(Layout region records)
****************************************

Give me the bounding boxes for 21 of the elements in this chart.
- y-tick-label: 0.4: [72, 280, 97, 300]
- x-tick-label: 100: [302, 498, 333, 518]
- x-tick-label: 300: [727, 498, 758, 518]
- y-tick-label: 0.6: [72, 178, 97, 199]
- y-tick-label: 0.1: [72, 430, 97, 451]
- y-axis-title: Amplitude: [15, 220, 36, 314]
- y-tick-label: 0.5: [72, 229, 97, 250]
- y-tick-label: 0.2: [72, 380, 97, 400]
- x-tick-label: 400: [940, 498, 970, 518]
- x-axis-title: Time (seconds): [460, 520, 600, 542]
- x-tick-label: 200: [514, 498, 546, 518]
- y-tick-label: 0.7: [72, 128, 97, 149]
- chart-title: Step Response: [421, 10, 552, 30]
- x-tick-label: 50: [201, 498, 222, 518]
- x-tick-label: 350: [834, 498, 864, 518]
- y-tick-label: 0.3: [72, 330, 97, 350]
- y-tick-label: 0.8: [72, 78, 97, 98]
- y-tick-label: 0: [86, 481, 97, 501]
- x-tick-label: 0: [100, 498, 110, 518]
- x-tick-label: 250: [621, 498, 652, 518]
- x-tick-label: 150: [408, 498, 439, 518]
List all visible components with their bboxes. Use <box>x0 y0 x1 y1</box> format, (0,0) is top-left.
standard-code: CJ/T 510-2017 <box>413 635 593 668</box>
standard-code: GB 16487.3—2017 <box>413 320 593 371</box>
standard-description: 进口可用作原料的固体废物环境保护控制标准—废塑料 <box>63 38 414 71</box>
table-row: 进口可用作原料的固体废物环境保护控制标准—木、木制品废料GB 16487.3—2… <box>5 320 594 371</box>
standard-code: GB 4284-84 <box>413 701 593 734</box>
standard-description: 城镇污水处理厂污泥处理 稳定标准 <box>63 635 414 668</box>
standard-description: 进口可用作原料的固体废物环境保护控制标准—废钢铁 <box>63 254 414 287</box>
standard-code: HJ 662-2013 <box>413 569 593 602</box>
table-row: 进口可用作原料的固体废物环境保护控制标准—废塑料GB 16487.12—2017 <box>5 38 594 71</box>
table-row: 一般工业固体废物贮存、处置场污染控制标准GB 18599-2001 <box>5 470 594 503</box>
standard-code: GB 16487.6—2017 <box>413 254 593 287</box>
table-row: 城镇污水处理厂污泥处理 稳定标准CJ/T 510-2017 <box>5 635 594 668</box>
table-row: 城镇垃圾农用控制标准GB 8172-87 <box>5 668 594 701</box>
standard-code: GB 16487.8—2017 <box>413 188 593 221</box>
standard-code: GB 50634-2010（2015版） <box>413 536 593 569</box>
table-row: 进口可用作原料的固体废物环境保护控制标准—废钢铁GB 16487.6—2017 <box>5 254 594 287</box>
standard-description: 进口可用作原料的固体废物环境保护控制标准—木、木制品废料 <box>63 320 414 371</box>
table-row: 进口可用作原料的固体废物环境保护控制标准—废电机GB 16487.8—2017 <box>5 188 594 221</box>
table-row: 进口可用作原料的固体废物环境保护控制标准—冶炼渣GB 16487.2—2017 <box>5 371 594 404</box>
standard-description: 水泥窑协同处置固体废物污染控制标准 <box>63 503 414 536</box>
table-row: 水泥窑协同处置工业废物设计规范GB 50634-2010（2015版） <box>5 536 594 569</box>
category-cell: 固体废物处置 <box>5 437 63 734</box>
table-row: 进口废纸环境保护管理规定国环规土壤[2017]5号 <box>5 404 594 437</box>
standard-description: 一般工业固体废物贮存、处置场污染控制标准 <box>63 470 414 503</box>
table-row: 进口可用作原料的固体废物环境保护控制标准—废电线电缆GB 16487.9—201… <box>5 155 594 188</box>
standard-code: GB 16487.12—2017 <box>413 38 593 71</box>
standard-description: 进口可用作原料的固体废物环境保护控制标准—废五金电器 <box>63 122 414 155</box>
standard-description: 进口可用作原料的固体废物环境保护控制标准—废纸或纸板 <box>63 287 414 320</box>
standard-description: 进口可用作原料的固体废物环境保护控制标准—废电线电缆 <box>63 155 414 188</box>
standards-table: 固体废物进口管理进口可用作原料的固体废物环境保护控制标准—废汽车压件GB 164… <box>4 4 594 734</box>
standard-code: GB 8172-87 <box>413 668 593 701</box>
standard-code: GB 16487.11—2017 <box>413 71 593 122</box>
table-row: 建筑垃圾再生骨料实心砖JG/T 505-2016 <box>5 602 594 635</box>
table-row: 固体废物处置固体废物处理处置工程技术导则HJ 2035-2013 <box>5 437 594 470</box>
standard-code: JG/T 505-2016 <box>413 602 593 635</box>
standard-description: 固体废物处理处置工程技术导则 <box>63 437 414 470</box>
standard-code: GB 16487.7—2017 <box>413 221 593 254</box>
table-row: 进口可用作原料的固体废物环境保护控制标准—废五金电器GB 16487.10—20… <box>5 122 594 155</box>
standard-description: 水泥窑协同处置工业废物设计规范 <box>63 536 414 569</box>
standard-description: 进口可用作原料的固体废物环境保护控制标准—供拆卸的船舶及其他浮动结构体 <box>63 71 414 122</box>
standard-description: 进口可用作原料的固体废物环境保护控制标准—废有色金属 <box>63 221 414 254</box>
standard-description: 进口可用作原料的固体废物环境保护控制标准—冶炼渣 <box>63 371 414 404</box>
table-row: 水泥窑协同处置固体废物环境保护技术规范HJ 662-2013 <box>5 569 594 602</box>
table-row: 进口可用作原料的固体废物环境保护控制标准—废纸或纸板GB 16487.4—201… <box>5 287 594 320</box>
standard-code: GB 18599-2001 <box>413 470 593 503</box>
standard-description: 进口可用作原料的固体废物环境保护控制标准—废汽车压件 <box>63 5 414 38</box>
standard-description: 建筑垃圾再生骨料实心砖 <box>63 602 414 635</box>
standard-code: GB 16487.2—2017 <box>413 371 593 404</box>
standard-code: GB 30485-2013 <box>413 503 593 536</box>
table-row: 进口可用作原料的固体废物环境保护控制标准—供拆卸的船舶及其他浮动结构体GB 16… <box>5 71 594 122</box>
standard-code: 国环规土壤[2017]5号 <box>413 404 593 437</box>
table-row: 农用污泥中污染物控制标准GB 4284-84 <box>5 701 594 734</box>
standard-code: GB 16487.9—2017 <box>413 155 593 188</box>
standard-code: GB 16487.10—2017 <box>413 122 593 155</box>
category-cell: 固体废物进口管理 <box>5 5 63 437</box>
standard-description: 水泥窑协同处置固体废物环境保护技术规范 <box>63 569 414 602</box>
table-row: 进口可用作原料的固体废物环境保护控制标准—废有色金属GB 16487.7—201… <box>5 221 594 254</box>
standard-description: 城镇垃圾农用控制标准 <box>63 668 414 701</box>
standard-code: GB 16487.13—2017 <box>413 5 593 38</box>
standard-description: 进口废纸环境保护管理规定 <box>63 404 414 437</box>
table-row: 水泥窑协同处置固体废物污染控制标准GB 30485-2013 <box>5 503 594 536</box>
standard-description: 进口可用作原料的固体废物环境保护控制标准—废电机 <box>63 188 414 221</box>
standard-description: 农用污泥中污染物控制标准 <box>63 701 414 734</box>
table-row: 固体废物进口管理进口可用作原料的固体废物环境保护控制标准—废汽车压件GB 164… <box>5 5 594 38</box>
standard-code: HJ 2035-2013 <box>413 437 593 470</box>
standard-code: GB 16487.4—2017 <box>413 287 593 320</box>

****************************************

TASK: Copy every line above verbatim.

WRITTEN RESPONSE:
Give me the bounding boxes for 21 of the elements in this chart.
- y-tick-label: 0.4: [72, 280, 97, 300]
- x-tick-label: 100: [302, 498, 333, 518]
- x-tick-label: 300: [727, 498, 758, 518]
- y-tick-label: 0.6: [72, 178, 97, 199]
- y-tick-label: 0.1: [72, 430, 97, 451]
- y-axis-title: Amplitude: [15, 220, 36, 314]
- y-tick-label: 0.5: [72, 229, 97, 250]
- y-tick-label: 0.2: [72, 380, 97, 400]
- x-tick-label: 400: [940, 498, 970, 518]
- x-axis-title: Time (seconds): [460, 520, 600, 542]
- x-tick-label: 200: [514, 498, 546, 518]
- y-tick-label: 0.7: [72, 128, 97, 149]
- chart-title: Step Response: [421, 10, 552, 30]
- x-tick-label: 50: [201, 498, 222, 518]
- x-tick-label: 350: [834, 498, 864, 518]
- y-tick-label: 0.3: [72, 330, 97, 350]
- y-tick-label: 0.8: [72, 78, 97, 98]
- y-tick-label: 0: [86, 481, 97, 501]
- x-tick-label: 0: [100, 498, 110, 518]
- x-tick-label: 250: [621, 498, 652, 518]
- x-tick-label: 150: [408, 498, 439, 518]
List all visible components with their bboxes. Use <box>x0 y0 x1 y1</box> format, (0,0) is top-left.
standard-code: CJ/T 510-2017 <box>413 635 593 668</box>
standard-code: GB 16487.3—2017 <box>413 320 593 371</box>
standard-description: 进口可用作原料的固体废物环境保护控制标准—废塑料 <box>63 38 414 71</box>
table-row: 进口可用作原料的固体废物环境保护控制标准—木、木制品废料GB 16487.3—2… <box>5 320 594 371</box>
standard-code: GB 4284-84 <box>413 701 593 734</box>
standard-description: 城镇污水处理厂污泥处理 稳定标准 <box>63 635 414 668</box>
standard-description: 进口可用作原料的固体废物环境保护控制标准—废钢铁 <box>63 254 414 287</box>
standard-code: HJ 662-2013 <box>413 569 593 602</box>
table-row: 进口可用作原料的固体废物环境保护控制标准—废塑料GB 16487.12—2017 <box>5 38 594 71</box>
table-row: 一般工业固体废物贮存、处置场污染控制标准GB 18599-2001 <box>5 470 594 503</box>
standard-code: GB 16487.6—2017 <box>413 254 593 287</box>
table-row: 城镇污水处理厂污泥处理 稳定标准CJ/T 510-2017 <box>5 635 594 668</box>
table-row: 城镇垃圾农用控制标准GB 8172-87 <box>5 668 594 701</box>
standard-code: GB 16487.8—2017 <box>413 188 593 221</box>
standard-code: GB 50634-2010（2015版） <box>413 536 593 569</box>
table-row: 进口可用作原料的固体废物环境保护控制标准—废钢铁GB 16487.6—2017 <box>5 254 594 287</box>
standard-description: 进口可用作原料的固体废物环境保护控制标准—木、木制品废料 <box>63 320 414 371</box>
table-row: 进口可用作原料的固体废物环境保护控制标准—废电机GB 16487.8—2017 <box>5 188 594 221</box>
table-row: 进口可用作原料的固体废物环境保护控制标准—冶炼渣GB 16487.2—2017 <box>5 371 594 404</box>
standard-description: 水泥窑协同处置固体废物污染控制标准 <box>63 503 414 536</box>
table-row: 水泥窑协同处置工业废物设计规范GB 50634-2010（2015版） <box>5 536 594 569</box>
category-cell: 固体废物处置 <box>5 437 63 734</box>
table-row: 进口废纸环境保护管理规定国环规土壤[2017]5号 <box>5 404 594 437</box>
standard-description: 一般工业固体废物贮存、处置场污染控制标准 <box>63 470 414 503</box>
table-row: 进口可用作原料的固体废物环境保护控制标准—废电线电缆GB 16487.9—201… <box>5 155 594 188</box>
standard-code: GB 16487.12—2017 <box>413 38 593 71</box>
standard-description: 进口可用作原料的固体废物环境保护控制标准—废五金电器 <box>63 122 414 155</box>
standard-description: 进口可用作原料的固体废物环境保护控制标准—废纸或纸板 <box>63 287 414 320</box>
standard-description: 进口可用作原料的固体废物环境保护控制标准—废电线电缆 <box>63 155 414 188</box>
standards-table: 固体废物进口管理进口可用作原料的固体废物环境保护控制标准—废汽车压件GB 164… <box>4 4 594 734</box>
standard-code: GB 8172-87 <box>413 668 593 701</box>
standard-code: GB 16487.11—2017 <box>413 71 593 122</box>
table-row: 建筑垃圾再生骨料实心砖JG/T 505-2016 <box>5 602 594 635</box>
table-row: 固体废物处置固体废物处理处置工程技术导则HJ 2035-2013 <box>5 437 594 470</box>
standard-code: JG/T 505-2016 <box>413 602 593 635</box>
standard-description: 固体废物处理处置工程技术导则 <box>63 437 414 470</box>
standard-code: GB 16487.7—2017 <box>413 221 593 254</box>
table-row: 进口可用作原料的固体废物环境保护控制标准—废五金电器GB 16487.10—20… <box>5 122 594 155</box>
standard-description: 水泥窑协同处置工业废物设计规范 <box>63 536 414 569</box>
standard-description: 进口可用作原料的固体废物环境保护控制标准—供拆卸的船舶及其他浮动结构体 <box>63 71 414 122</box>
standard-description: 进口可用作原料的固体废物环境保护控制标准—废有色金属 <box>63 221 414 254</box>
standard-description: 进口可用作原料的固体废物环境保护控制标准—冶炼渣 <box>63 371 414 404</box>
table-row: 水泥窑协同处置固体废物环境保护技术规范HJ 662-2013 <box>5 569 594 602</box>
table-row: 进口可用作原料的固体废物环境保护控制标准—废纸或纸板GB 16487.4—201… <box>5 287 594 320</box>
standard-code: GB 18599-2001 <box>413 470 593 503</box>
standard-description: 进口可用作原料的固体废物环境保护控制标准—废汽车压件 <box>63 5 414 38</box>
standard-description: 建筑垃圾再生骨料实心砖 <box>63 602 414 635</box>
standard-code: GB 16487.2—2017 <box>413 371 593 404</box>
standard-code: GB 30485-2013 <box>413 503 593 536</box>
table-row: 进口可用作原料的固体废物环境保护控制标准—供拆卸的船舶及其他浮动结构体GB 16… <box>5 71 594 122</box>
standard-code: 国环规土壤[2017]5号 <box>413 404 593 437</box>
table-row: 农用污泥中污染物控制标准GB 4284-84 <box>5 701 594 734</box>
standard-code: GB 16487.9—2017 <box>413 155 593 188</box>
standard-code: GB 16487.10—2017 <box>413 122 593 155</box>
category-cell: 固体废物进口管理 <box>5 5 63 437</box>
standard-description: 水泥窑协同处置固体废物环境保护技术规范 <box>63 569 414 602</box>
table-row: 进口可用作原料的固体废物环境保护控制标准—废有色金属GB 16487.7—201… <box>5 221 594 254</box>
standard-description: 城镇垃圾农用控制标准 <box>63 668 414 701</box>
standard-code: GB 16487.13—2017 <box>413 5 593 38</box>
standard-description: 进口废纸环境保护管理规定 <box>63 404 414 437</box>
table-row: 水泥窑协同处置固体废物污染控制标准GB 30485-2013 <box>5 503 594 536</box>
standard-description: 进口可用作原料的固体废物环境保护控制标准—废电机 <box>63 188 414 221</box>
standard-description: 农用污泥中污染物控制标准 <box>63 701 414 734</box>
table-row: 固体废物进口管理进口可用作原料的固体废物环境保护控制标准—废汽车压件GB 164… <box>5 5 594 38</box>
standard-code: HJ 2035-2013 <box>413 437 593 470</box>
standard-code: GB 16487.4—2017 <box>413 287 593 320</box>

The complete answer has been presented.